:: EXERCISE DETAILS ::
What is the number of lines in the data holding the word "如临深渊"? Give that number by itself.
>> begin MATERIAL TO PROCESS
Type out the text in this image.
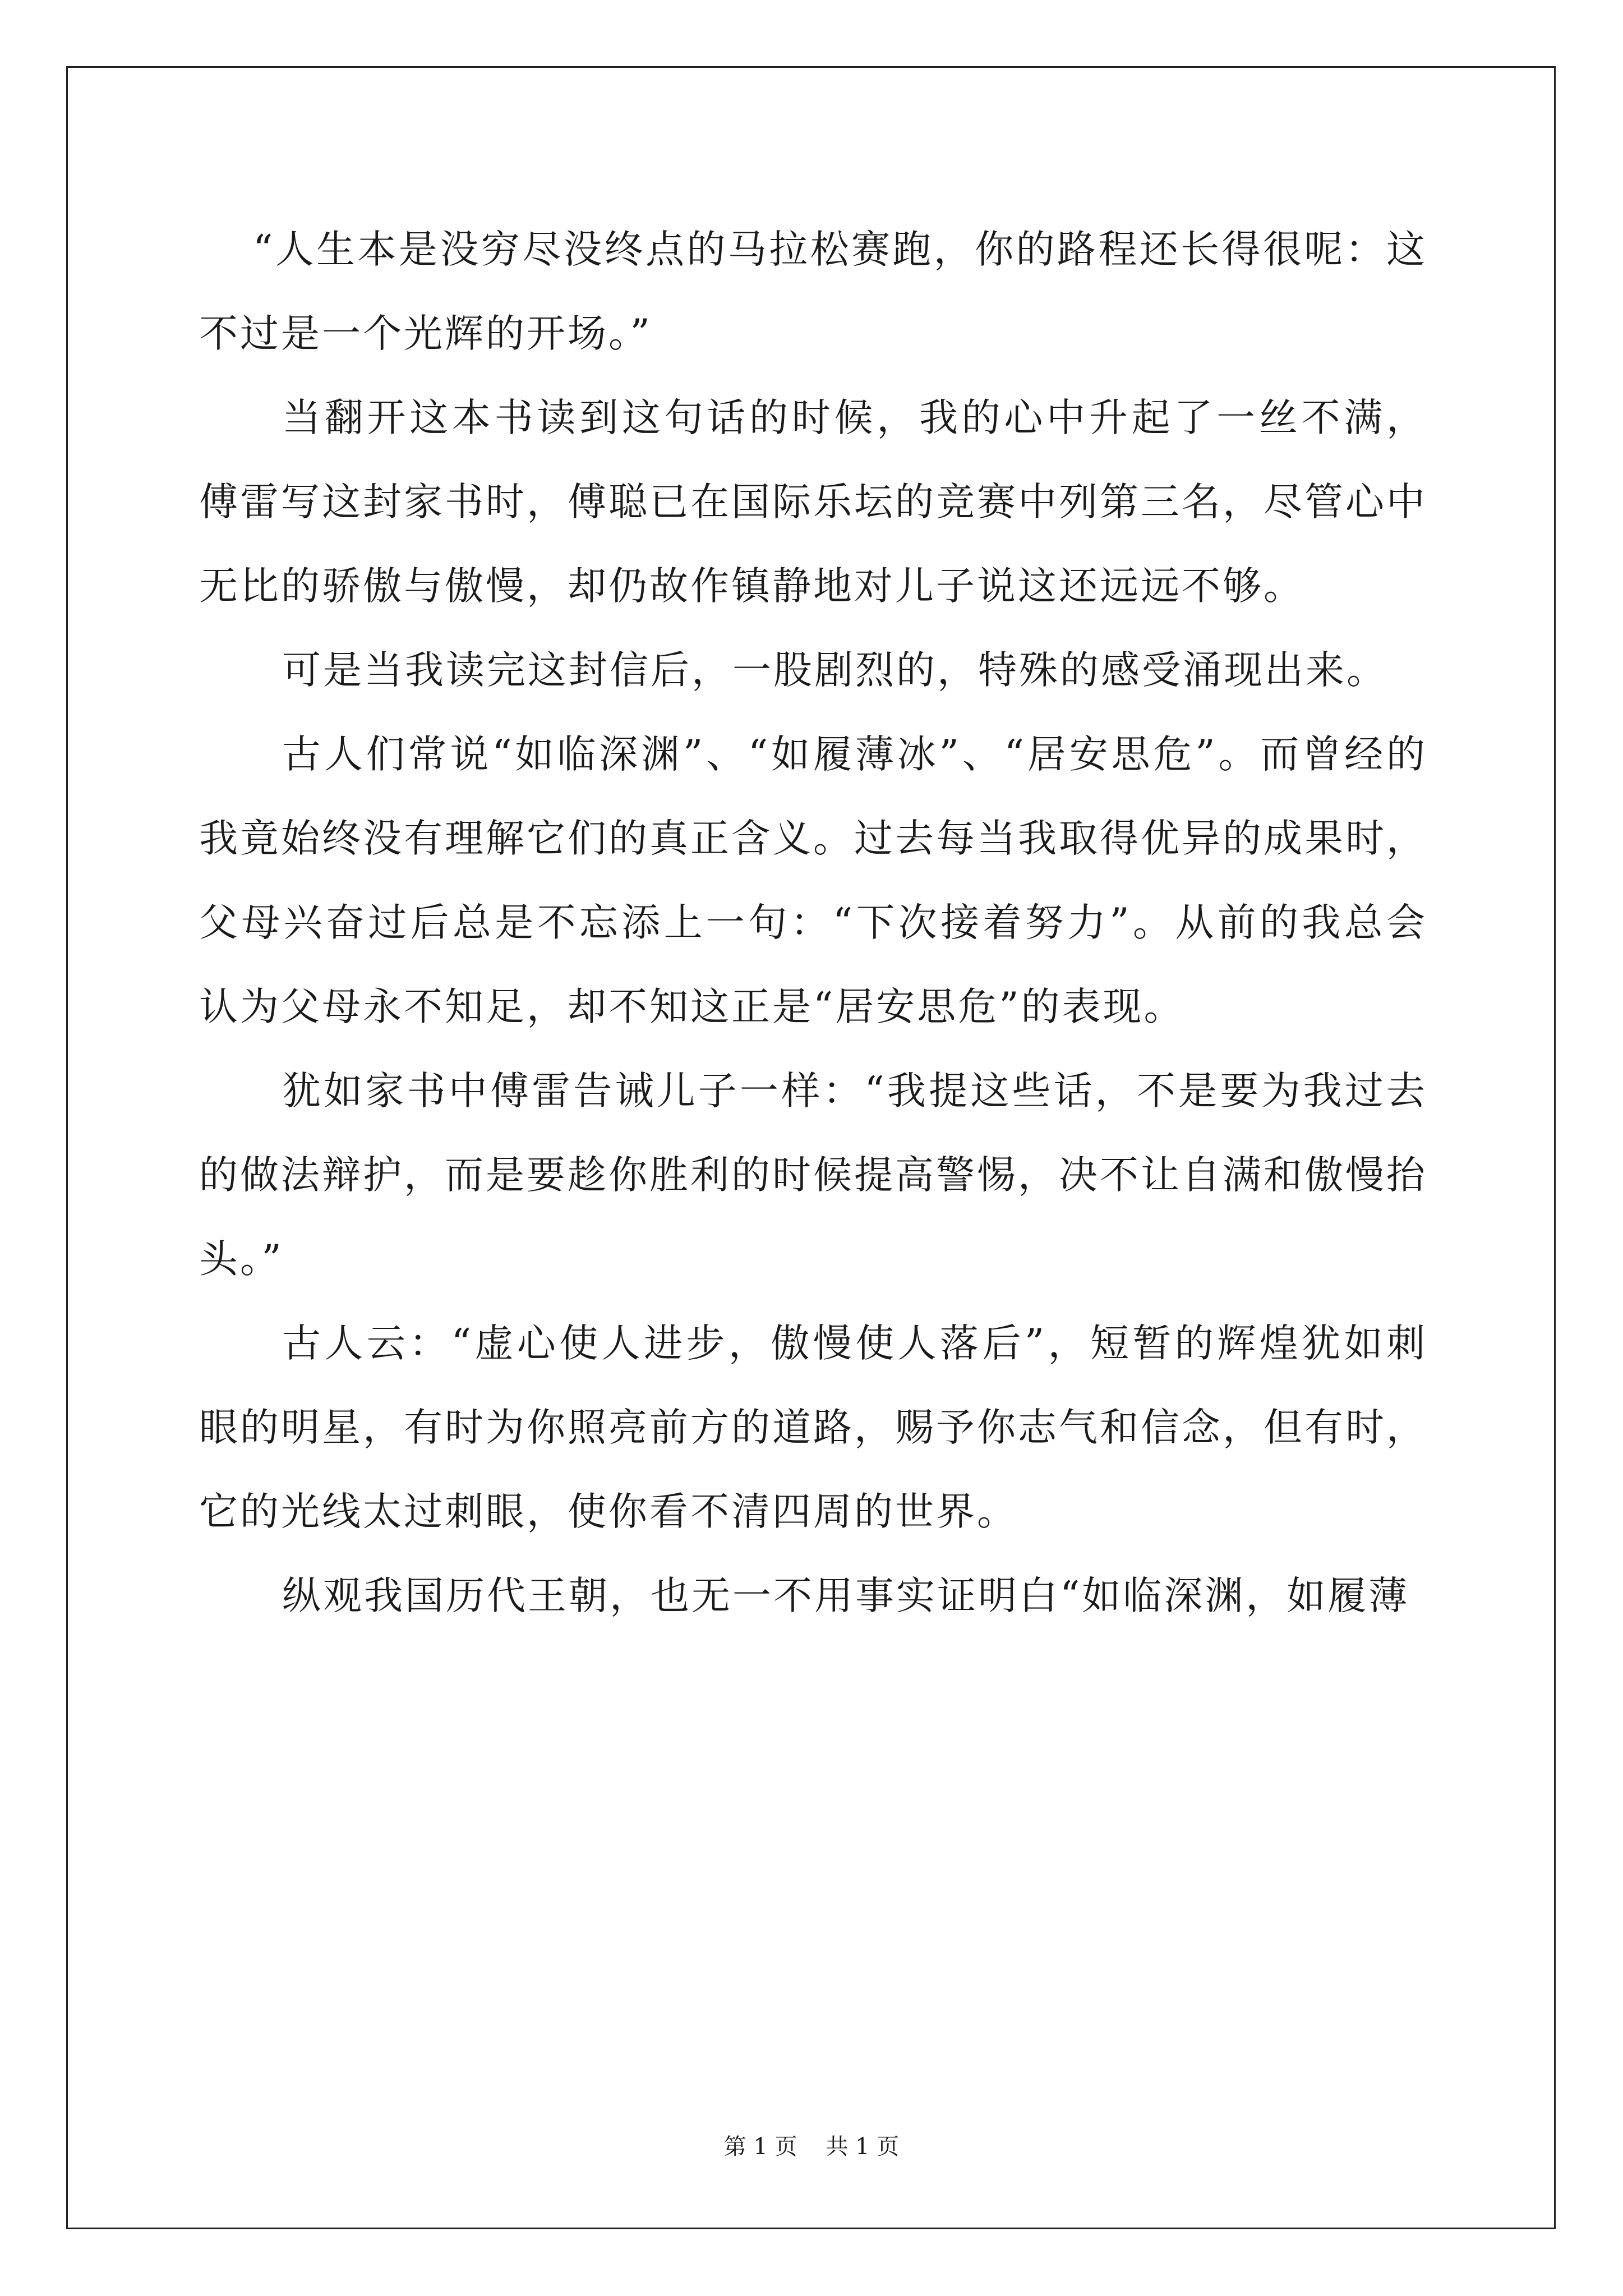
“人生本是没穷尽没终点的马拉松赛跑，你的路程还长得很呢：这不过是一个光辉的开场。”

当翻开这本书读到这句话的时候，我的心中升起了一丝不满，傅雷写这封家书时，傅聪已在国际乐坛的竞赛中列第三名，尽管心中无比的骄傲与傲慢，却仍故作镇静地对儿子说这还远远不够。

可是当我读完这封信后，一股剧烈的，特殊的感受涌现出来。

古人们常说“如临深渊”、“如履薄冰”、“居安思危”。而曾经的我竟始终没有理解它们的真正含义。过去每当我取得优异的成果时，父母兴奋过后总是不忘添上一句：“下次接着努力”。从前的我总会认为父母永不知足，却不知这正是“居安思危”的表现。

犹如家书中傅雷告诫儿子一样：“我提这些话，不是要为我过去的做法辩护，而是要趁你胜利的时候提高警惕，决不让自满和傲慢抬头。”

古人云：“虚心使人进步，傲慢使人落后”，短暂的辉煌犹如刺眼的明星，有时为你照亮前方的道路，赐予你志气和信念，但有时，它的光线太过刺眼，使你看不清四周的世界。

纵观我国历代王朝，也无一不用事实证明白“如临深渊，如履薄

第 1 页 共 1 页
>> end MATERIAL TO PROCESS
:: WRITTEN SOLUTION ::
2